WORK INSTRUCTIONS ▸ Take the line containing "Output the text content of this document." through the last line of the data and retype those lines exactly. Pictures do not belong in the copy.

EXCERPTED DATA ▸

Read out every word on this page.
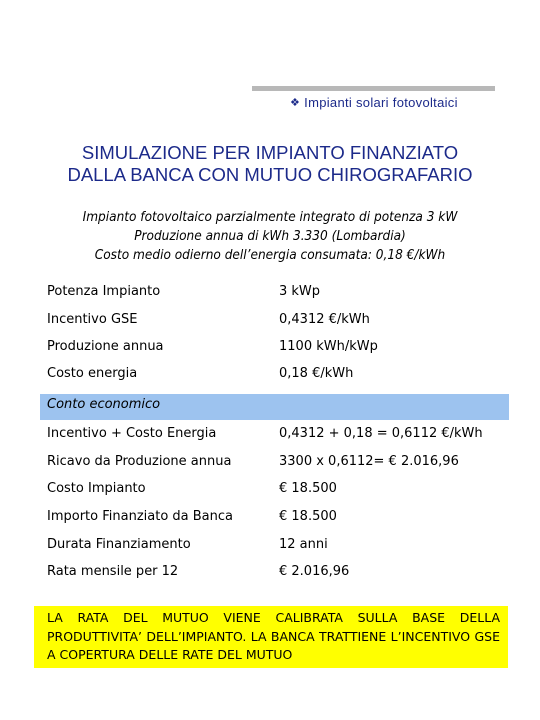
❖ Impianti solari fotovoltaici
SIMULAZIONE PER IMPIANTO FINANZIATO
DALLA BANCA CON MUTUO CHIROGRAFARIO
Impianto fotovoltaico parzialmente integrato di potenza 3 kW
Produzione annua di kWh 3.330 (Lombardia)
Costo medio odierno dell’energia consumata: 0,18 €/kWh
Potenza Impianto	3 kWp
Incentivo GSE	0,4312 €/kWh
Produzione annua	1100 kWh/kWp
Costo energia	0,18 €/kWh
Conto economico
Incentivo + Costo Energia	0,4312 + 0,18 = 0,6112 €/kWh
Ricavo da Produzione annua	3300 x 0,6112= € 2.016,96
Costo Impianto	€ 18.500
Importo Finanziato da Banca	€ 18.500
Durata Finanziamento	12 anni
Rata mensile per 12	€ 2.016,96
LA RATA DEL MUTUO VIENE CALIBRATA SULLA BASE DELLA PRODUTTIVITA’ DELL’IMPIANTO. LA BANCA TRATTIENE L’INCENTIVO GSE A COPERTURA DELLE RATE DEL MUTUO
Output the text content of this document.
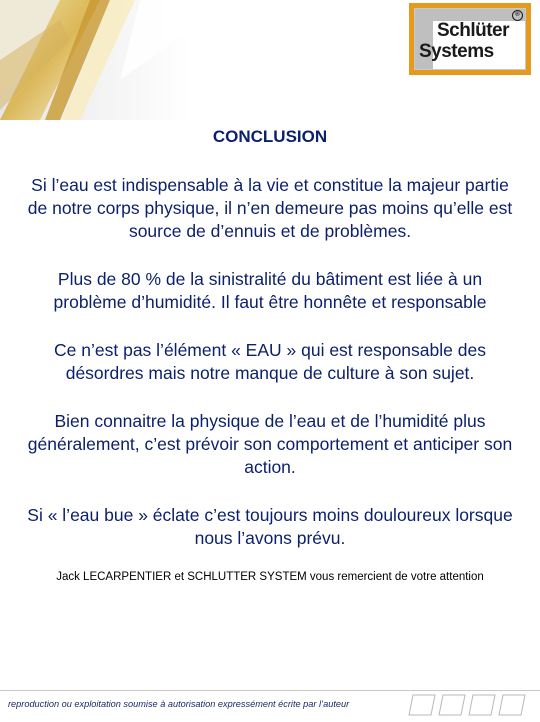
Schlüter
Systems
®

CONCLUSION

Si l’eau est indispensable à la vie et constitue la majeur partie de notre corps physique, il n’en demeure pas moins qu’elle est source de d’ennuis et de problèmes.

Plus de 80 % de la sinistralité du bâtiment est liée à un problème d’humidité. Il faut être honnête et responsable

Ce n’est pas l’élément « EAU » qui est responsable des désordres mais notre manque de culture à son sujet.

Bien connaitre la physique de l’eau et de l’humidité plus généralement, c’est prévoir son comportement et anticiper son action.

Si « l’eau bue » éclate c’est toujours moins douloureux lorsque nous l’avons prévu.

Jack LECARPENTIER et SCHLUTTER SYSTEM vous remercient de votre attention

reproduction ou exploitation soumise à autorisation expressément écrite par l’auteur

EXPECTED OUTPUT ▸
Output the text content of this document.
Schlüter
Systems
®

CONCLUSION

Si l’eau est indispensable à la vie et constitue la majeur partie de notre corps physique, il n’en demeure pas moins qu’elle est source de d’ennuis et de problèmes.

Plus de 80 % de la sinistralité du bâtiment est liée à un problème d’humidité. Il faut être honnête et responsable

Ce n’est pas l’élément « EAU » qui est responsable des désordres mais notre manque de culture à son sujet.

Bien connaitre la physique de l’eau et de l’humidité plus généralement, c’est prévoir son comportement et anticiper son action.

Si « l’eau bue » éclate c’est toujours moins douloureux lorsque nous l’avons prévu.

Jack LECARPENTIER et SCHLUTTER SYSTEM vous remercient de votre attention

reproduction ou exploitation soumise à autorisation expressément écrite par l’auteur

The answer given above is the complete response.